:: Raw records ::

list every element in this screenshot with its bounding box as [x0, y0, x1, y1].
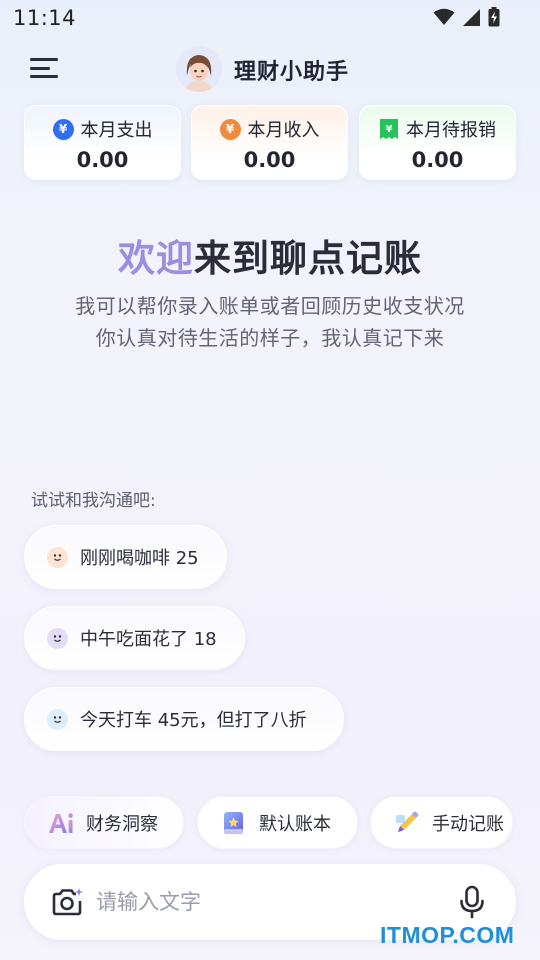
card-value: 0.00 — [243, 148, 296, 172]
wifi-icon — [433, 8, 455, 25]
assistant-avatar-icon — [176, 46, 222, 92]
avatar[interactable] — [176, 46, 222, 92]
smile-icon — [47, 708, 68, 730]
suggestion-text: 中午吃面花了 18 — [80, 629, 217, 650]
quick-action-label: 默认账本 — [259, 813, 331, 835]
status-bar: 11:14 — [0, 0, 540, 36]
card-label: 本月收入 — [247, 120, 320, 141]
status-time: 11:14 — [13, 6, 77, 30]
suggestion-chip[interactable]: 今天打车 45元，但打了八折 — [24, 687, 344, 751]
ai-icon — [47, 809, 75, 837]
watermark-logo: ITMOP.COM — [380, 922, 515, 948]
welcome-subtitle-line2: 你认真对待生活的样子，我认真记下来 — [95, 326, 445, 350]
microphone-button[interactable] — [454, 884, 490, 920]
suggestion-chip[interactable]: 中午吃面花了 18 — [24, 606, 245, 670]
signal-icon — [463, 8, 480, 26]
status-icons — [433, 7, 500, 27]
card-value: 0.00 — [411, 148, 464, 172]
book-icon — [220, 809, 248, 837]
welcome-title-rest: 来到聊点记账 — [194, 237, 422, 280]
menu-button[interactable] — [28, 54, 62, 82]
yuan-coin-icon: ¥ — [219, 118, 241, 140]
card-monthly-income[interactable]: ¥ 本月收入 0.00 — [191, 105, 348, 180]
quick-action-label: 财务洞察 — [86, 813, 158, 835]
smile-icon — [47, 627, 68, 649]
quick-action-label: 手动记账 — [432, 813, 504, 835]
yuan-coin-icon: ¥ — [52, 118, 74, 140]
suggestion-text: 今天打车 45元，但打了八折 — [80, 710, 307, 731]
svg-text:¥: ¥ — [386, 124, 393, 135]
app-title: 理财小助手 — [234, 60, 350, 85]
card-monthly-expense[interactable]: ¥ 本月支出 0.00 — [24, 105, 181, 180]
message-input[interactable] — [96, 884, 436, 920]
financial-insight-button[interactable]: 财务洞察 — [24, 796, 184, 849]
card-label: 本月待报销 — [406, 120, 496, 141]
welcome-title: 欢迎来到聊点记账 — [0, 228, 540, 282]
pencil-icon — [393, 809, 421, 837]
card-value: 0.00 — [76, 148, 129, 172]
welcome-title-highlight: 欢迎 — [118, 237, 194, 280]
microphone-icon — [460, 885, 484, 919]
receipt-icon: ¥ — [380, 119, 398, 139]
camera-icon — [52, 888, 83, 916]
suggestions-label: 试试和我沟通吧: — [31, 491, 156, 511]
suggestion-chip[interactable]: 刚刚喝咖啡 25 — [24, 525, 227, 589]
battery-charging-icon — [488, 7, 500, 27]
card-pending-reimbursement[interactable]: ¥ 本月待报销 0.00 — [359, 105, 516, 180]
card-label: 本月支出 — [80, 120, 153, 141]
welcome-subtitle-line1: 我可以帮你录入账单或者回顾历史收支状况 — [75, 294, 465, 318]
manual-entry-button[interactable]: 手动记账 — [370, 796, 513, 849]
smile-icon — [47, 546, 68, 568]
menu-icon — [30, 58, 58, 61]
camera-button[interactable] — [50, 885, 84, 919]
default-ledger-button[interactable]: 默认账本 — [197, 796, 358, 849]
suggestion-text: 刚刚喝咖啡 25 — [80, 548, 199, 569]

* * *

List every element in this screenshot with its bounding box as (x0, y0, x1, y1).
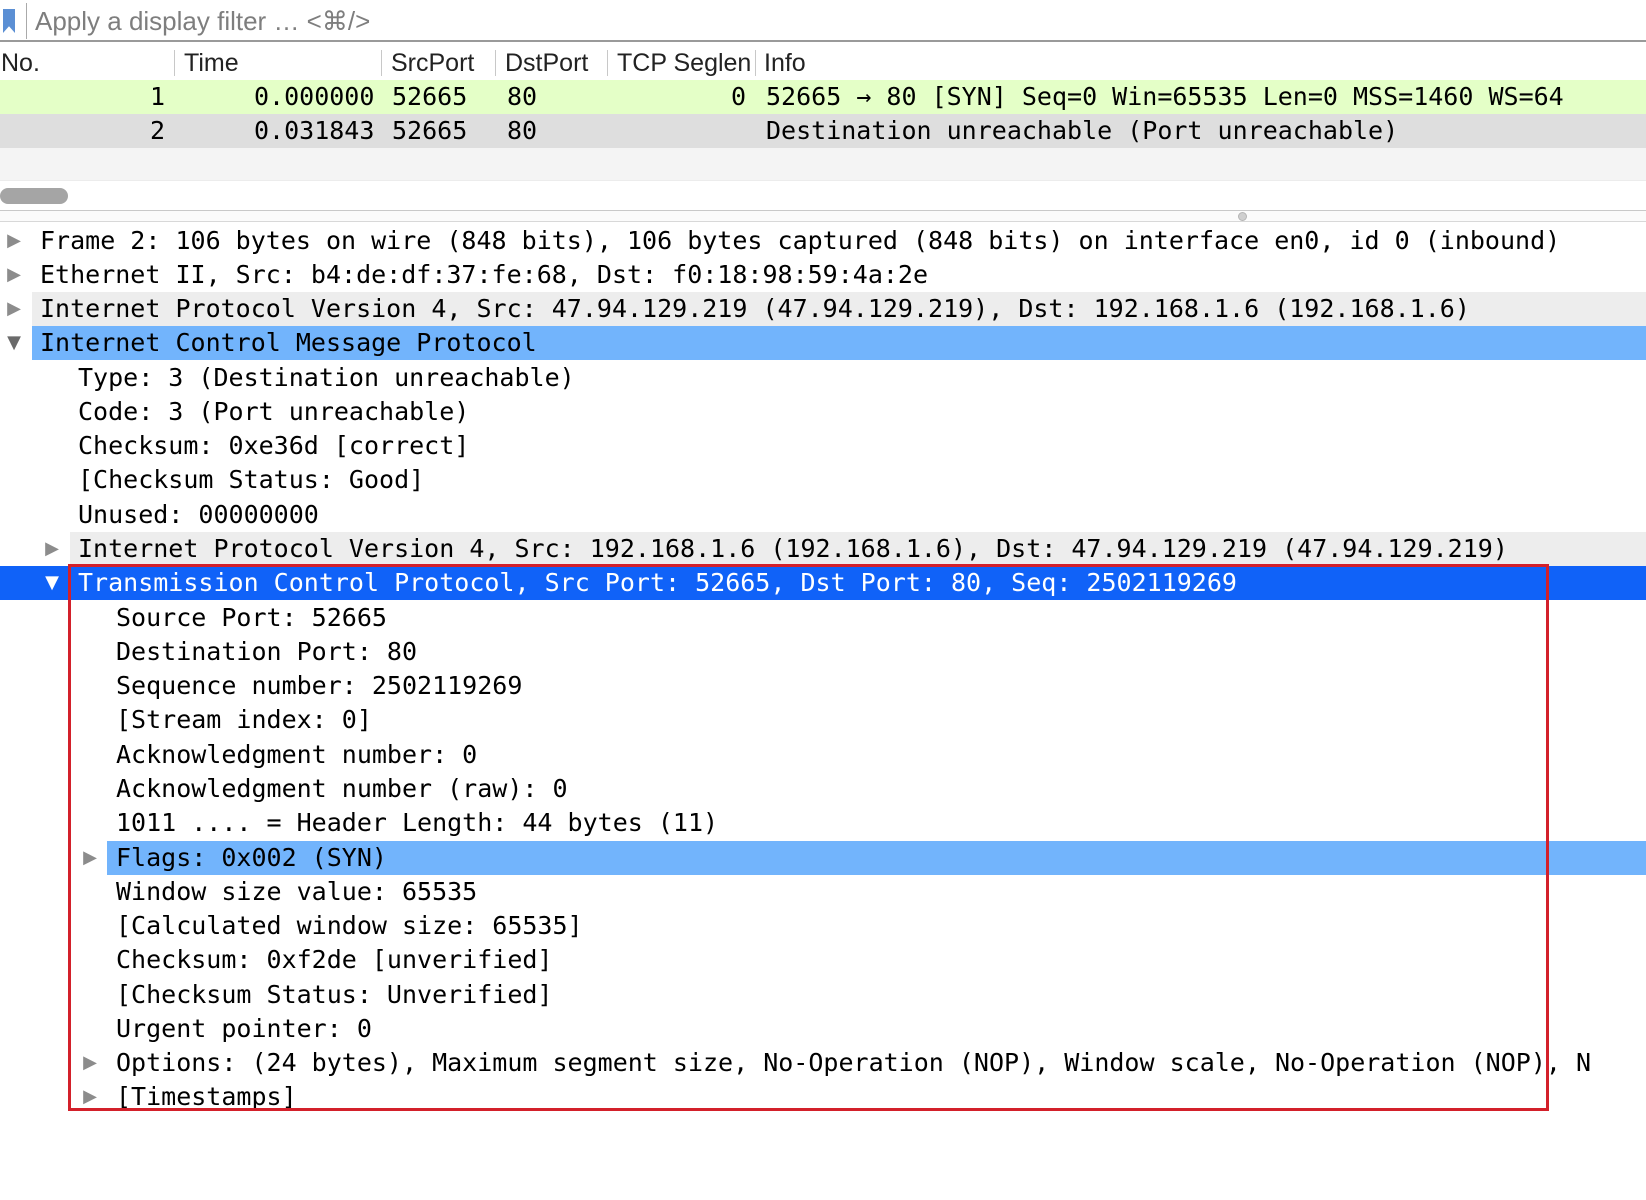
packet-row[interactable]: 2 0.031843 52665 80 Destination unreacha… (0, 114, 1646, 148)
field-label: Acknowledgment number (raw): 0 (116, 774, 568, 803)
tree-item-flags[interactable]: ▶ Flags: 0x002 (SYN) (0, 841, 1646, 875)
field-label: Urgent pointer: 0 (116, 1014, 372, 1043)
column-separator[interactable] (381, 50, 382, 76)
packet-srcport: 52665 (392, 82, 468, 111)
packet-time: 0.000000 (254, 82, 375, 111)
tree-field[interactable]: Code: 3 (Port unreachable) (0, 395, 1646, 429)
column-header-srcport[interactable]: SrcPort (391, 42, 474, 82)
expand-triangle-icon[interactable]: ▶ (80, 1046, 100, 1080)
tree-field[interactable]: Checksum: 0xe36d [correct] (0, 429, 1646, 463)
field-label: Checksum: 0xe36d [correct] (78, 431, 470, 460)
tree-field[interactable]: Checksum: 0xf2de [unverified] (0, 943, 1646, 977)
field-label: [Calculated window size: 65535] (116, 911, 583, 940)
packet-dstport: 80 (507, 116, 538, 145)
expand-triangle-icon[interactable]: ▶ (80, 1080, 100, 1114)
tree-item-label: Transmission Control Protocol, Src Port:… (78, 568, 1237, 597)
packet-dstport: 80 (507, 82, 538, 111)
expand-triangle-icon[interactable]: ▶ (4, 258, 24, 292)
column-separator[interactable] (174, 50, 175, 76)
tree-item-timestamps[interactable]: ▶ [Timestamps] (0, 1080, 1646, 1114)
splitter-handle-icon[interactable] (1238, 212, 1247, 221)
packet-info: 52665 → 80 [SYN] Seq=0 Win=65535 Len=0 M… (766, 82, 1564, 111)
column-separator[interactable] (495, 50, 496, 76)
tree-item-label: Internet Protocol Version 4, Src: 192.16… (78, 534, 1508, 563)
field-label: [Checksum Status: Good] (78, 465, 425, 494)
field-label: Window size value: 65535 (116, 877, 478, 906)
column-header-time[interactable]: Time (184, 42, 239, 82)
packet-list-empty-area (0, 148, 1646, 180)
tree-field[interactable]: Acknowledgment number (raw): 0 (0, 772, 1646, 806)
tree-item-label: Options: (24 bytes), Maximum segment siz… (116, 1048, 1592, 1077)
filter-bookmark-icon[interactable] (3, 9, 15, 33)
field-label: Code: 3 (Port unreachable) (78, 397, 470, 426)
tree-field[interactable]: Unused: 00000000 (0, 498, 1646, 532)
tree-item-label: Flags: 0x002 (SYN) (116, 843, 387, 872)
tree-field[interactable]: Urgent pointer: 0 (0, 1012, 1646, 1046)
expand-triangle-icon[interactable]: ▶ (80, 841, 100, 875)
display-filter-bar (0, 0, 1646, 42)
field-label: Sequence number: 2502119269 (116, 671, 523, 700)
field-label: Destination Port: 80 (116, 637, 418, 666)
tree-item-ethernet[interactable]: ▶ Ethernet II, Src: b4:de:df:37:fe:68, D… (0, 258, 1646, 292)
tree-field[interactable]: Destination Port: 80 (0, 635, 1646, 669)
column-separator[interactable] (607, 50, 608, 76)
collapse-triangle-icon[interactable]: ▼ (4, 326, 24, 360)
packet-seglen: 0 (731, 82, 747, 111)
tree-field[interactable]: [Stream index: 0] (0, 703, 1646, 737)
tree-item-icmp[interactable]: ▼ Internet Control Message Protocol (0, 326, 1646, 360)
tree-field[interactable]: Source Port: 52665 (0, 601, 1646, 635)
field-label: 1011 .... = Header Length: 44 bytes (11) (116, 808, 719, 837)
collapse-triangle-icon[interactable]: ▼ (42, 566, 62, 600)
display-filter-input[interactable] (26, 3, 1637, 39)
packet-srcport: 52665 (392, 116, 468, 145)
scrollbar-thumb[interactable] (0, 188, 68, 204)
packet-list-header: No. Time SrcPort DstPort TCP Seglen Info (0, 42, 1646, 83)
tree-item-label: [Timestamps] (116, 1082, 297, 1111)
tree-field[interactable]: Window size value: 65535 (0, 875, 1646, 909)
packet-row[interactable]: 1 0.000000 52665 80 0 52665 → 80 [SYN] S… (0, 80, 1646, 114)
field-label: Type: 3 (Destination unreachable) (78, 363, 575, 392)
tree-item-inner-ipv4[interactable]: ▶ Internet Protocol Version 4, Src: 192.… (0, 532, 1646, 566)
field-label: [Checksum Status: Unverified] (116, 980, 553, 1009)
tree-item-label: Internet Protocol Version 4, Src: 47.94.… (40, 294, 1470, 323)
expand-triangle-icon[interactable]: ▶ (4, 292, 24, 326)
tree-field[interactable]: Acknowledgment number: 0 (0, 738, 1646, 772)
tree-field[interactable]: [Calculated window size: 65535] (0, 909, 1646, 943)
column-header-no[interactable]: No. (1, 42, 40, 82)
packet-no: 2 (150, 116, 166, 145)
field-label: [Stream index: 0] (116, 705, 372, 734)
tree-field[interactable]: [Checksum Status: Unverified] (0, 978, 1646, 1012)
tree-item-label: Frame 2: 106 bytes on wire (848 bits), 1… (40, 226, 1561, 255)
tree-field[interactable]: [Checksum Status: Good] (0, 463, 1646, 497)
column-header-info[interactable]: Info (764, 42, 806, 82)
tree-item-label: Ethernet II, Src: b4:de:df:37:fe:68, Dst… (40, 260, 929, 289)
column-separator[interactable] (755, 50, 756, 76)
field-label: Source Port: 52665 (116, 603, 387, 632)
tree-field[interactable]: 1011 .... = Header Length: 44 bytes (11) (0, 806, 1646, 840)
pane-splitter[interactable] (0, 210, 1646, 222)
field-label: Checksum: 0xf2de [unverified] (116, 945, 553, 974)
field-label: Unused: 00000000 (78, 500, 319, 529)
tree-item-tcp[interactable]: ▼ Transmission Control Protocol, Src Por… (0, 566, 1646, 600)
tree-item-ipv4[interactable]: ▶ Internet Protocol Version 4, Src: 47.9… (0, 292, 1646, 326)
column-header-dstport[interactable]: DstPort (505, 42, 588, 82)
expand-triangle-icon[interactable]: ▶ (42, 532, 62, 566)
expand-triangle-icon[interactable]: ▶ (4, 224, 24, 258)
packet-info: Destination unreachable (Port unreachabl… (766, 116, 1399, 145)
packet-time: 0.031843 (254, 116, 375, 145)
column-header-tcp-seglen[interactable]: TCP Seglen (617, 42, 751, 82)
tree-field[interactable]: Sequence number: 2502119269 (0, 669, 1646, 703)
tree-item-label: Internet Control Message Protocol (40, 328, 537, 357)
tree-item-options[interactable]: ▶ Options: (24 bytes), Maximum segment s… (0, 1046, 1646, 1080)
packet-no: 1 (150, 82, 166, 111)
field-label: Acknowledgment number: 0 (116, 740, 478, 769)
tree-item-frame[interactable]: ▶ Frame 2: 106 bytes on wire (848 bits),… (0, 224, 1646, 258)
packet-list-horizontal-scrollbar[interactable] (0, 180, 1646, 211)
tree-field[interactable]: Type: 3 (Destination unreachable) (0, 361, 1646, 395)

:: What to do ::
Show every line of the data above that contains the string "Length", copying each one in full.

:: Response below ::
field-label: 1011 .... = Header Length: 44 bytes (11) (116, 808, 719, 837)
tree-field[interactable]: 1011 .... = Header Length: 44 bytes (11) (0, 806, 1646, 840)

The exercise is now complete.